## Input rows:

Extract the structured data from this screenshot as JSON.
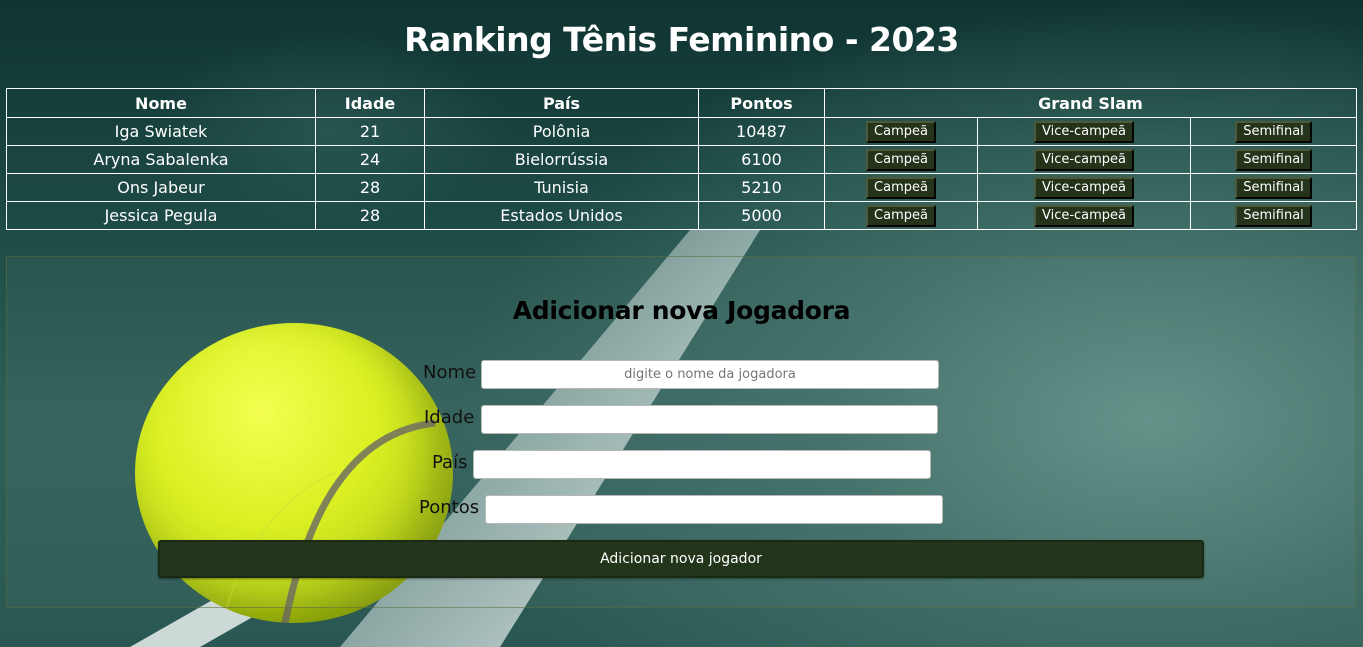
{
  "page": {
    "title": "Ranking Tênis Feminino - 2023"
  },
  "table": {
    "headers": {
      "name": "Nome",
      "age": "Idade",
      "country": "País",
      "points": "Pontos",
      "grand_slam": "Grand Slam"
    },
    "rows": [
      {
        "name": "Iga Swiatek",
        "age": "21",
        "country": "Polônia",
        "points": "10487"
      },
      {
        "name": "Aryna Sabalenka",
        "age": "24",
        "country": "Bielorrússia",
        "points": "6100"
      },
      {
        "name": "Ons Jabeur",
        "age": "28",
        "country": "Tunisia",
        "points": "5210"
      },
      {
        "name": "Jessica Pegula",
        "age": "28",
        "country": "Estados Unidos",
        "points": "5000"
      }
    ],
    "buttons": {
      "champion": "Campeã",
      "runner_up": "Vice-campeã",
      "semifinal": "Semifinal"
    }
  },
  "form": {
    "title": "Adicionar nova Jogadora",
    "name_label": "Nome",
    "name_placeholder": "digite o nome da jogadora",
    "name_value": "",
    "age_label": "Idade",
    "age_value": "",
    "country_label": "País",
    "country_value": "",
    "points_label": "Pontos",
    "points_value": "",
    "submit_label": "Adicionar nova jogador"
  },
  "colors": {
    "button_bg": "#24331a",
    "submit_bg": "#23361b",
    "ball": "#d9f01a"
  }
}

## What to produce:
How many lines of the listing above include the word "nova"? Reply with the number alone.

## Correct answer:
2